(Collection entries)
════════════════

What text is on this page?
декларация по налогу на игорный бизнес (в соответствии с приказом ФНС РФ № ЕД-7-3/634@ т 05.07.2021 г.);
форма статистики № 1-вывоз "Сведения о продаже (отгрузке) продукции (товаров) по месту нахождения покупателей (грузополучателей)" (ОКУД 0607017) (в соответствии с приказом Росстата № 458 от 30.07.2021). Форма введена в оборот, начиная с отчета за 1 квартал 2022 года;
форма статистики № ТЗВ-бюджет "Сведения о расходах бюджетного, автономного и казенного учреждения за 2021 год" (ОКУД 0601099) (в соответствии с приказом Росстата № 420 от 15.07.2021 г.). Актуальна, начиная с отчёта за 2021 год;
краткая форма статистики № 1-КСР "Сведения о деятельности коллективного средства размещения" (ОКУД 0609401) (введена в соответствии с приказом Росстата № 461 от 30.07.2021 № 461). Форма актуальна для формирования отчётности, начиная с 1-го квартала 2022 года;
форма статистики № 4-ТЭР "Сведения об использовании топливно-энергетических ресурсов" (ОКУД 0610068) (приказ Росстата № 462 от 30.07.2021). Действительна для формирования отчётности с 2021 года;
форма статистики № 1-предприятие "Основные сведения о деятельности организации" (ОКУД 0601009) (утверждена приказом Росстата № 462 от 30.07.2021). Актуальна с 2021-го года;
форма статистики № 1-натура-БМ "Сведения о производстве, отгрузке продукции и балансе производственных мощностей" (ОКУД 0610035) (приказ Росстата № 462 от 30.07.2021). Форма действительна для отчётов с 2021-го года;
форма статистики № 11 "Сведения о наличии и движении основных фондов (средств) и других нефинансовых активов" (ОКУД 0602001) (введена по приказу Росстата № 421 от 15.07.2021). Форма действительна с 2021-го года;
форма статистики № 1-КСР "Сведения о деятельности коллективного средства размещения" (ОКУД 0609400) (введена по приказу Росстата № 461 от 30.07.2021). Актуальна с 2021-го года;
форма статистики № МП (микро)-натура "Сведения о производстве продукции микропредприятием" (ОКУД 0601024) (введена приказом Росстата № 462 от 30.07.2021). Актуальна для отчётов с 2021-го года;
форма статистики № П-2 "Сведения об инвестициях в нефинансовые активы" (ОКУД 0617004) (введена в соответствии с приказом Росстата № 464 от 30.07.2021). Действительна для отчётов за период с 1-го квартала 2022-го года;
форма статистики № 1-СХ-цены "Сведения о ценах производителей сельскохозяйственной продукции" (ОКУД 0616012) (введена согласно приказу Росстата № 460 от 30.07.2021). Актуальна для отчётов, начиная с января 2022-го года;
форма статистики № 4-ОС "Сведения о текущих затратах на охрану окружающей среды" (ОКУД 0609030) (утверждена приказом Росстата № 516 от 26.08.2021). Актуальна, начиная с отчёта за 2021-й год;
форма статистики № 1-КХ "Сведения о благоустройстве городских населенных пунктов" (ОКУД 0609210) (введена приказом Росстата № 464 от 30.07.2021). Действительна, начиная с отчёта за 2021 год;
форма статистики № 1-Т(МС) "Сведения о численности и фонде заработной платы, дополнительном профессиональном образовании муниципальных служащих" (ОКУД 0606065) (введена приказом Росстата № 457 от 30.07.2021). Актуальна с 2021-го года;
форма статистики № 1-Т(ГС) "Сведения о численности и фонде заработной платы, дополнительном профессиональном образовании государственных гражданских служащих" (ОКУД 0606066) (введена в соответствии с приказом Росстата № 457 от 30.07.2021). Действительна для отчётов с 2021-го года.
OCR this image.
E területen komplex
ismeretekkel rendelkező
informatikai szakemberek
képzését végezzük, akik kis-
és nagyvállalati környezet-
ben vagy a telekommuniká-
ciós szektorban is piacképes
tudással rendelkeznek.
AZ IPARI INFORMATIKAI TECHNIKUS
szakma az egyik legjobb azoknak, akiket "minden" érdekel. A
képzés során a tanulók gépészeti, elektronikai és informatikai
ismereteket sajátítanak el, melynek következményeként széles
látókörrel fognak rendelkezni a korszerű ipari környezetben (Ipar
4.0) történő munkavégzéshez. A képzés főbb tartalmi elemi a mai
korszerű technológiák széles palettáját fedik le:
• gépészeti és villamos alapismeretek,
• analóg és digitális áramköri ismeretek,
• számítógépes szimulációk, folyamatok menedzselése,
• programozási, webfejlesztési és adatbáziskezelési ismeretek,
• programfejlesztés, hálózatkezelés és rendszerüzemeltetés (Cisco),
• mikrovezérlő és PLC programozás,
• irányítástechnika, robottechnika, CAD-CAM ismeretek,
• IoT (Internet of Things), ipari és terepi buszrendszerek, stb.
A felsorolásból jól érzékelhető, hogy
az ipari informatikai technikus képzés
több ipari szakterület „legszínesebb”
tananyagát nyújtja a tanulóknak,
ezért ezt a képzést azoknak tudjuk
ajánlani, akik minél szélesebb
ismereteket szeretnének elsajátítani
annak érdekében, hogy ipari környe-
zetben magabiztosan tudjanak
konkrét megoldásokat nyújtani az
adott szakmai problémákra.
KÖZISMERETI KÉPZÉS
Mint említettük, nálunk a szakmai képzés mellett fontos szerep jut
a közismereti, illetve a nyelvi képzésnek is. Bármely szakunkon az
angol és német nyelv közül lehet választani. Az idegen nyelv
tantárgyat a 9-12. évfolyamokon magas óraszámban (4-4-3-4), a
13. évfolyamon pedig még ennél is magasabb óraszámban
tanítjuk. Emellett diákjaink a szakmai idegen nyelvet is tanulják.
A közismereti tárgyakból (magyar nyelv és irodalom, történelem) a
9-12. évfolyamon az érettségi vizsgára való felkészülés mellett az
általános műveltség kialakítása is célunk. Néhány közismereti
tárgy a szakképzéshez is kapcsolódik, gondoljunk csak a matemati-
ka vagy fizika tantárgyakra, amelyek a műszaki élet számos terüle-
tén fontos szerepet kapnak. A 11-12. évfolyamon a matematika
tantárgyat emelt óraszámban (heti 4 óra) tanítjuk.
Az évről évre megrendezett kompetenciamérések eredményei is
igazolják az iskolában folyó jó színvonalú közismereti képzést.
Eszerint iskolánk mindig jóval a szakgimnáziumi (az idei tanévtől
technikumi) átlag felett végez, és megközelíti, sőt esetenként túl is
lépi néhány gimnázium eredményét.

════════════════

Repeat all the records. Match each line exactly.

What text is on this page?
декларация по налогу на игорный бизнес (в соответствии с приказом ФНС РФ № ЕД-7-3/634@ т 05.07.2021 г.);
форма статистики № 1-вывоз "Сведения о продаже (отгрузке) продукции (товаров) по месту нахождения покупателей (грузополучателей)" (ОКУД 0607017) (в соответствии с приказом Росстата № 458 от 30.07.2021). Форма введена в оборот, начиная с отчета за 1 квартал 2022 года;
форма статистики № ТЗВ-бюджет "Сведения о расходах бюджетного, автономного и казенного учреждения за 2021 год" (ОКУД 0601099) (в соответствии с приказом Росстата № 420 от 15.07.2021 г.). Актуальна, начиная с отчёта за 2021 год;
краткая форма статистики № 1-КСР "Сведения о деятельности коллективного средства размещения" (ОКУД 0609401) (введена в соответствии с приказом Росстата № 461 от 30.07.2021 № 461). Форма актуальна для формирования отчётности, начиная с 1-го квартала 2022 года;
форма статистики № 4-ТЭР "Сведения об использовании топливно-энергетических ресурсов" (ОКУД 0610068) (приказ Росстата № 462 от 30.07.2021). Действительна для формирования отчётности с 2021 года;
форма статистики № 1-предприятие "Основные сведения о деятельности организации" (ОКУД 0601009) (утверждена приказом Росстата № 462 от 30.07.2021). Актуальна с 2021-го года;
форма статистики № 1-натура-БМ "Сведения о производстве, отгрузке продукции и балансе производственных мощностей" (ОКУД 0610035) (приказ Росстата № 462 от 30.07.2021). Форма действительна для отчётов с 2021-го года;
форма статистики № 11 "Сведения о наличии и движении основных фондов (средств) и других нефинансовых активов" (ОКУД 0602001) (введена по приказу Росстата № 421 от 15.07.2021). Форма действительна с 2021-го года;
форма статистики № 1-КСР "Сведения о деятельности коллективного средства размещения" (ОКУД 0609400) (введена по приказу Росстата № 461 от 30.07.2021). Актуальна с 2021-го года;
форма статистики № МП (микро)-натура "Сведения о производстве продукции микропредприятием" (ОКУД 0601024) (введена приказом Росстата № 462 от 30.07.2021). Актуальна для отчётов с 2021-го года;
форма статистики № П-2 "Сведения об инвестициях в нефинансовые активы" (ОКУД 0617004) (введена в соответствии с приказом Росстата № 464 от 30.07.2021). Действительна для отчётов за период с 1-го квартала 2022-го года;
форма статистики № 1-СХ-цены "Сведения о ценах производителей сельскохозяйственной продукции" (ОКУД 0616012) (введена согласно приказу Росстата № 460 от 30.07.2021). Актуальна для отчётов, начиная с января 2022-го года;
форма статистики № 4-ОС "Сведения о текущих затратах на охрану окружающей среды" (ОКУД 0609030) (утверждена приказом Росстата № 516 от 26.08.2021). Актуальна, начиная с отчёта за 2021-й год;
форма статистики № 1-КХ "Сведения о благоустройстве городских населенных пунктов" (ОКУД 0609210) (введена приказом Росстата № 464 от 30.07.2021). Действительна, начиная с отчёта за 2021 год;
форма статистики № 1-Т(МС) "Сведения о численности и фонде заработной платы, дополнительном профессиональном образовании муниципальных служащих" (ОКУД 0606065) (введена приказом Росстата № 457 от 30.07.2021). Актуальна с 2021-го года;
форма статистики № 1-Т(ГС) "Сведения о численности и фонде заработной платы, дополнительном профессиональном образовании государственных гражданских служащих" (ОКУД 0606066) (введена в соответствии с приказом Росстата № 457 от 30.07.2021). Действительна для отчётов с 2021-го года.
OCR this image.
E területen komplex
ismeretekkel rendelkező
informatikai szakemberek
képzését végezzük, akik kis-
és nagyvállalati környezet-
ben vagy a telekommuniká-
ciós szektorban is piacképes
tudással rendelkeznek.
AZ IPARI INFORMATIKAI TECHNIKUS
szakma az egyik legjobb azoknak, akiket "minden" érdekel. A
képzés során a tanulók gépészeti, elektronikai és informatikai
ismereteket sajátítanak el, melynek következményeként széles
látókörrel fognak rendelkezni a korszerű ipari környezetben (Ipar
4.0) történő munkavégzéshez. A képzés főbb tartalmi elemi a mai
korszerű technológiák széles palettáját fedik le:
• gépészeti és villamos alapismeretek,
• analóg és digitális áramköri ismeretek,
• számítógépes szimulációk, folyamatok menedzselése,
• programozási, webfejlesztési és adatbáziskezelési ismeretek,
• programfejlesztés, hálózatkezelés és rendszerüzemeltetés (Cisco),
• mikrovezérlő és PLC programozás,
• irányítástechnika, robottechnika, CAD-CAM ismeretek,
• IoT (Internet of Things), ipari és terepi buszrendszerek, stb.
A felsorolásból jól érzékelhető, hogy
az ipari informatikai technikus képzés
több ipari szakterület „legszínesebb”
tananyagát nyújtja a tanulóknak,
ezért ezt a képzést azoknak tudjuk
ajánlani, akik minél szélesebb
ismereteket szeretnének elsajátítani
annak érdekében, hogy ipari környe-
zetben magabiztosan tudjanak
konkrét megoldásokat nyújtani az
adott szakmai problémákra.
KÖZISMERETI KÉPZÉS
Mint említettük, nálunk a szakmai képzés mellett fontos szerep jut
a közismereti, illetve a nyelvi képzésnek is. Bármely szakunkon az
angol és német nyelv közül lehet választani. Az idegen nyelv
tantárgyat a 9-12. évfolyamokon magas óraszámban (4-4-3-4), a
13. évfolyamon pedig még ennél is magasabb óraszámban
tanítjuk. Emellett diákjaink a szakmai idegen nyelvet is tanulják.
A közismereti tárgyakból (magyar nyelv és irodalom, történelem) a
9-12. évfolyamon az érettségi vizsgára való felkészülés mellett az
általános műveltség kialakítása is célunk. Néhány közismereti
tárgy a szakképzéshez is kapcsolódik, gondoljunk csak a matemati-
ka vagy fizika tantárgyakra, amelyek a műszaki élet számos terüle-
tén fontos szerepet kapnak. A 11-12. évfolyamon a matematika
tantárgyat emelt óraszámban (heti 4 óra) tanítjuk.
Az évről évre megrendezett kompetenciamérések eredményei is
igazolják az iskolában folyó jó színvonalú közismereti képzést.
Eszerint iskolánk mindig jóval a szakgimnáziumi (az idei tanévtől
technikumi) átlag felett végez, és megközelíti, sőt esetenként túl is
lépi néhány gimnázium eredményét.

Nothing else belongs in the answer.